Given exercise: Render every entry exactly as it appears.

** START OF Dataset extract **

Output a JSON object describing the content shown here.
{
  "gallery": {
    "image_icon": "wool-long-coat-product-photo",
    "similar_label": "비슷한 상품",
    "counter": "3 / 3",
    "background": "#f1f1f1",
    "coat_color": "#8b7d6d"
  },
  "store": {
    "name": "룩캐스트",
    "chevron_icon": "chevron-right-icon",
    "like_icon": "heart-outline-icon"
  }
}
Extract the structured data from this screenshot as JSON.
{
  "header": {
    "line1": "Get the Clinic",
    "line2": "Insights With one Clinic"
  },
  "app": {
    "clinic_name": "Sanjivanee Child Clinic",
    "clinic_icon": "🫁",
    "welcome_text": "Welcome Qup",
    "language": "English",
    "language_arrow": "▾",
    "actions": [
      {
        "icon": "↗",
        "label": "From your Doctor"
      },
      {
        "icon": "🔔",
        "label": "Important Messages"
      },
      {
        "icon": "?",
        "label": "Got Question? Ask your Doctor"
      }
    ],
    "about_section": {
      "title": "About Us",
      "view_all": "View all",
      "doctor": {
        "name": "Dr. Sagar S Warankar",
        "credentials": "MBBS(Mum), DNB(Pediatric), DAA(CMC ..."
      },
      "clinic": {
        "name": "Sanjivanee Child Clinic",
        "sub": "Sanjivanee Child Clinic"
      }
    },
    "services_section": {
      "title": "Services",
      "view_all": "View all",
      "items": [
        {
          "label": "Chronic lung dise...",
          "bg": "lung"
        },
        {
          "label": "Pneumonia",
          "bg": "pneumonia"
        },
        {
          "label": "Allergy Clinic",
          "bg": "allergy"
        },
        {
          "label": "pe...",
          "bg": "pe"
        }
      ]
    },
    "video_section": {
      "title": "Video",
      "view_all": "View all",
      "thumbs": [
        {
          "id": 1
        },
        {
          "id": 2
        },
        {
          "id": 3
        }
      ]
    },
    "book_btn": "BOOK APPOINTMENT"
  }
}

** END OF Dataset extract **

Response to this exercise:
Output a JSON object describing the content shown here.
{
  "gallery": {
    "image_icon": "wool-long-coat-product-photo",
    "similar_label": "비슷한 상품",
    "counter": "3 / 3",
    "background": "#f1f1f1",
    "coat_color": "#8b7d6d"
  },
  "store": {
    "name": "룩캐스트",
    "chevron_icon": "chevron-right-icon",
    "like_icon": "heart-outline-icon"
  }
}
Extract the structured data from this screenshot as JSON.
{
  "header": {
    "line1": "Get the Clinic",
    "line2": "Insights With one Clinic"
  },
  "app": {
    "clinic_name": "Sanjivanee Child Clinic",
    "clinic_icon": "🫁",
    "welcome_text": "Welcome Qup",
    "language": "English",
    "language_arrow": "▾",
    "actions": [
      {
        "icon": "↗",
        "label": "From your Doctor"
      },
      {
        "icon": "🔔",
        "label": "Important Messages"
      },
      {
        "icon": "?",
        "label": "Got Question? Ask your Doctor"
      }
    ],
    "about_section": {
      "title": "About Us",
      "view_all": "View all",
      "doctor": {
        "name": "Dr. Sagar S Warankar",
        "credentials": "MBBS(Mum), DNB(Pediatric), DAA(CMC ..."
      },
      "clinic": {
        "name": "Sanjivanee Child Clinic",
        "sub": "Sanjivanee Child Clinic"
      }
    },
    "services_section": {
      "title": "Services",
      "view_all": "View all",
      "items": [
        {
          "label": "Chronic lung dise...",
          "bg": "lung"
        },
        {
          "label": "Pneumonia",
          "bg": "pneumonia"
        },
        {
          "label": "Allergy Clinic",
          "bg": "allergy"
        },
        {
          "label": "pe...",
          "bg": "pe"
        }
      ]
    },
    "video_section": {
      "title": "Video",
      "view_all": "View all",
      "thumbs": [
        {
          "id": 1
        },
        {
          "id": 2
        },
        {
          "id": 3
        }
      ]
    },
    "book_btn": "BOOK APPOINTMENT"
  }
}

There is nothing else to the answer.